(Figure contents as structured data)
★ ★ ★ ★ ★

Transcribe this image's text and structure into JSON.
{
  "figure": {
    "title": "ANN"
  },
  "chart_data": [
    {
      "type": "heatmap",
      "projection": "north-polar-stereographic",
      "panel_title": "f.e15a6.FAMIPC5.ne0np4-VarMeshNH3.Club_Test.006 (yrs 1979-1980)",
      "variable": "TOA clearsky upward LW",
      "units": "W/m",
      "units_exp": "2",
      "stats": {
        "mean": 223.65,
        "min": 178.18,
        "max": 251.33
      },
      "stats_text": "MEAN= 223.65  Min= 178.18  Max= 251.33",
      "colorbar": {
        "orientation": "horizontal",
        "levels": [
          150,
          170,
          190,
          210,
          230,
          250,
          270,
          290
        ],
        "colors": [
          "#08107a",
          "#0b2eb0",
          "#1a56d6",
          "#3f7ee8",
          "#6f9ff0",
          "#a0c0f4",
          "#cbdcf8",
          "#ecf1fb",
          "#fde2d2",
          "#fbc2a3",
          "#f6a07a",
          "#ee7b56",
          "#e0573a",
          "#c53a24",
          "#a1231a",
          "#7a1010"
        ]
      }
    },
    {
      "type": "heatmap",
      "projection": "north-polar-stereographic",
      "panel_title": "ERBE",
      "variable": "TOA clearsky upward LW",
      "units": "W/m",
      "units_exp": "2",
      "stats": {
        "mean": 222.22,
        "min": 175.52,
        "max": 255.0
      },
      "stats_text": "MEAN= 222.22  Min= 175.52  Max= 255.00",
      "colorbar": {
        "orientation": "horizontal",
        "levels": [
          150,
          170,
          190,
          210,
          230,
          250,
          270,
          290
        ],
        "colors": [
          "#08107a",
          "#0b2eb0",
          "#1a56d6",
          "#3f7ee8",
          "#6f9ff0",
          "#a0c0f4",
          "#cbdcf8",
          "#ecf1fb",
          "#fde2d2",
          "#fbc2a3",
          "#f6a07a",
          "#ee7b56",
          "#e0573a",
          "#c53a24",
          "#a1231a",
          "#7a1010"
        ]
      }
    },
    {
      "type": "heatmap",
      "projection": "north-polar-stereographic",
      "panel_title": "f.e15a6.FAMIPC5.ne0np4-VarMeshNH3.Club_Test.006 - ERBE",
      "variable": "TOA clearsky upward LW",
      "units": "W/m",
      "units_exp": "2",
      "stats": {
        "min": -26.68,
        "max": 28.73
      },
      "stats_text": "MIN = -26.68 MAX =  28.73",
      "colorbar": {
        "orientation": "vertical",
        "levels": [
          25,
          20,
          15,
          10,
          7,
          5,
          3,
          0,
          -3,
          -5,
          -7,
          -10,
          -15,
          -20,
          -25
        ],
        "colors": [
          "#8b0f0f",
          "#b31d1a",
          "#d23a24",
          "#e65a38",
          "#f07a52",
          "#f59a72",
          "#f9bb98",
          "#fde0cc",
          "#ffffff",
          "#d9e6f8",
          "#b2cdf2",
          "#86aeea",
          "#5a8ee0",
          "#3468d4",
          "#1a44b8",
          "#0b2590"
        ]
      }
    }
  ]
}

★ ★ ★ ★ ★

◆ **Given problem**: Recopy all the lines exactly as they appear.

◆ **The completed task**:
Transcribe this image's text and structure into JSON.
{
  "figure": {
    "title": "ANN"
  },
  "chart_data": [
    {
      "type": "heatmap",
      "projection": "north-polar-stereographic",
      "panel_title": "f.e15a6.FAMIPC5.ne0np4-VarMeshNH3.Club_Test.006 (yrs 1979-1980)",
      "variable": "TOA clearsky upward LW",
      "units": "W/m",
      "units_exp": "2",
      "stats": {
        "mean": 223.65,
        "min": 178.18,
        "max": 251.33
      },
      "stats_text": "MEAN= 223.65  Min= 178.18  Max= 251.33",
      "colorbar": {
        "orientation": "horizontal",
        "levels": [
          150,
          170,
          190,
          210,
          230,
          250,
          270,
          290
        ],
        "colors": [
          "#08107a",
          "#0b2eb0",
          "#1a56d6",
          "#3f7ee8",
          "#6f9ff0",
          "#a0c0f4",
          "#cbdcf8",
          "#ecf1fb",
          "#fde2d2",
          "#fbc2a3",
          "#f6a07a",
          "#ee7b56",
          "#e0573a",
          "#c53a24",
          "#a1231a",
          "#7a1010"
        ]
      }
    },
    {
      "type": "heatmap",
      "projection": "north-polar-stereographic",
      "panel_title": "ERBE",
      "variable": "TOA clearsky upward LW",
      "units": "W/m",
      "units_exp": "2",
      "stats": {
        "mean": 222.22,
        "min": 175.52,
        "max": 255.0
      },
      "stats_text": "MEAN= 222.22  Min= 175.52  Max= 255.00",
      "colorbar": {
        "orientation": "horizontal",
        "levels": [
          150,
          170,
          190,
          210,
          230,
          250,
          270,
          290
        ],
        "colors": [
          "#08107a",
          "#0b2eb0",
          "#1a56d6",
          "#3f7ee8",
          "#6f9ff0",
          "#a0c0f4",
          "#cbdcf8",
          "#ecf1fb",
          "#fde2d2",
          "#fbc2a3",
          "#f6a07a",
          "#ee7b56",
          "#e0573a",
          "#c53a24",
          "#a1231a",
          "#7a1010"
        ]
      }
    },
    {
      "type": "heatmap",
      "projection": "north-polar-stereographic",
      "panel_title": "f.e15a6.FAMIPC5.ne0np4-VarMeshNH3.Club_Test.006 - ERBE",
      "variable": "TOA clearsky upward LW",
      "units": "W/m",
      "units_exp": "2",
      "stats": {
        "min": -26.68,
        "max": 28.73
      },
      "stats_text": "MIN = -26.68 MAX =  28.73",
      "colorbar": {
        "orientation": "vertical",
        "levels": [
          25,
          20,
          15,
          10,
          7,
          5,
          3,
          0,
          -3,
          -5,
          -7,
          -10,
          -15,
          -20,
          -25
        ],
        "colors": [
          "#8b0f0f",
          "#b31d1a",
          "#d23a24",
          "#e65a38",
          "#f07a52",
          "#f59a72",
          "#f9bb98",
          "#fde0cc",
          "#ffffff",
          "#d9e6f8",
          "#b2cdf2",
          "#86aeea",
          "#5a8ee0",
          "#3468d4",
          "#1a44b8",
          "#0b2590"
        ]
      }
    }
  ]
}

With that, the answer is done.